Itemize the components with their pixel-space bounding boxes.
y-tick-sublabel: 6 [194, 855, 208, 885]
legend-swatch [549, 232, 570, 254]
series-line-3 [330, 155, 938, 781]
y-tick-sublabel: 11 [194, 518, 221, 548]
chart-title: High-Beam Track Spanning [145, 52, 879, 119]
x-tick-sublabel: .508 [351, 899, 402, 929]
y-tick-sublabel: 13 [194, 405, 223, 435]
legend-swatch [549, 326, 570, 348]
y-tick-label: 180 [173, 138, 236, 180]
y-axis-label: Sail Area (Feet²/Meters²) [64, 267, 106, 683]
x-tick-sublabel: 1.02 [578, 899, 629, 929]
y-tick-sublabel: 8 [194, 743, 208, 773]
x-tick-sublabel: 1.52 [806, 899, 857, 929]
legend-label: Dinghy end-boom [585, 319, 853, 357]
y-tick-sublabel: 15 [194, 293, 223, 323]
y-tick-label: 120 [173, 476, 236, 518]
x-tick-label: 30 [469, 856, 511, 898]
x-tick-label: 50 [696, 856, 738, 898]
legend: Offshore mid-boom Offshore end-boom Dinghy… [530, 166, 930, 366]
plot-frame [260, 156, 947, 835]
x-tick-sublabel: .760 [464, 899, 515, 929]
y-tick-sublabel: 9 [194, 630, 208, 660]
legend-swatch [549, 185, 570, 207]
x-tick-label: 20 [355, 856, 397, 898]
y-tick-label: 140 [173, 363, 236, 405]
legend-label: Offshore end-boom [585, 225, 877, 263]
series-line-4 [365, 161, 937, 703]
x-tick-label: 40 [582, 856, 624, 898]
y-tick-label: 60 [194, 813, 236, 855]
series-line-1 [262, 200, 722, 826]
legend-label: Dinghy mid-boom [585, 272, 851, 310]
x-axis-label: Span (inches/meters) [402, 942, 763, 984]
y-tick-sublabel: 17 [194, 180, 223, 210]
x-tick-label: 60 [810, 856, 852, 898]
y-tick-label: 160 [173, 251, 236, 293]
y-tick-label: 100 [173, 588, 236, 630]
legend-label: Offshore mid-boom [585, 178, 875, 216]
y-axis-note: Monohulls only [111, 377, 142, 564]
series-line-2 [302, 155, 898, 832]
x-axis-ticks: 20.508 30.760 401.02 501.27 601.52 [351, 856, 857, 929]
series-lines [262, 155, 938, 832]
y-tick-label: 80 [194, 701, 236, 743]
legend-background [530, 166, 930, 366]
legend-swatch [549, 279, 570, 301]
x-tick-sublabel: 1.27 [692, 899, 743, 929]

Your task:
Write out every one of the lines above exactly as they appear, keeping their order.

Written solution:
Itemize the components with their pixel-space bounding boxes.
y-tick-sublabel: 6 [194, 855, 208, 885]
legend-swatch [549, 232, 570, 254]
series-line-3 [330, 155, 938, 781]
y-tick-sublabel: 11 [194, 518, 221, 548]
chart-title: High-Beam Track Spanning [145, 52, 879, 119]
x-tick-sublabel: .508 [351, 899, 402, 929]
y-tick-sublabel: 13 [194, 405, 223, 435]
legend-swatch [549, 326, 570, 348]
y-tick-label: 180 [173, 138, 236, 180]
y-axis-label: Sail Area (Feet²/Meters²) [64, 267, 106, 683]
x-tick-sublabel: 1.02 [578, 899, 629, 929]
y-tick-sublabel: 8 [194, 743, 208, 773]
x-tick-sublabel: 1.52 [806, 899, 857, 929]
legend-label: Dinghy end-boom [585, 319, 853, 357]
y-tick-sublabel: 15 [194, 293, 223, 323]
y-tick-label: 120 [173, 476, 236, 518]
x-tick-label: 30 [469, 856, 511, 898]
x-tick-label: 50 [696, 856, 738, 898]
legend: Offshore mid-boom Offshore end-boom Dinghy… [530, 166, 930, 366]
plot-frame [260, 156, 947, 835]
x-tick-sublabel: .760 [464, 899, 515, 929]
y-tick-sublabel: 9 [194, 630, 208, 660]
legend-swatch [549, 185, 570, 207]
x-tick-label: 20 [355, 856, 397, 898]
y-tick-label: 140 [173, 363, 236, 405]
legend-label: Offshore end-boom [585, 225, 877, 263]
series-line-4 [365, 161, 937, 703]
x-tick-label: 40 [582, 856, 624, 898]
y-tick-label: 60 [194, 813, 236, 855]
series-line-1 [262, 200, 722, 826]
legend-label: Dinghy mid-boom [585, 272, 851, 310]
x-axis-label: Span (inches/meters) [402, 942, 763, 984]
y-tick-sublabel: 17 [194, 180, 223, 210]
x-tick-label: 60 [810, 856, 852, 898]
y-tick-label: 160 [173, 251, 236, 293]
y-tick-label: 100 [173, 588, 236, 630]
legend-label: Offshore mid-boom [585, 178, 875, 216]
y-axis-note: Monohulls only [111, 377, 142, 564]
series-line-2 [302, 155, 898, 832]
x-axis-ticks: 20.508 30.760 401.02 501.27 601.52 [351, 856, 857, 929]
series-lines [262, 155, 938, 832]
y-tick-label: 80 [194, 701, 236, 743]
legend-background [530, 166, 930, 366]
legend-swatch [549, 279, 570, 301]
x-tick-sublabel: 1.27 [692, 899, 743, 929]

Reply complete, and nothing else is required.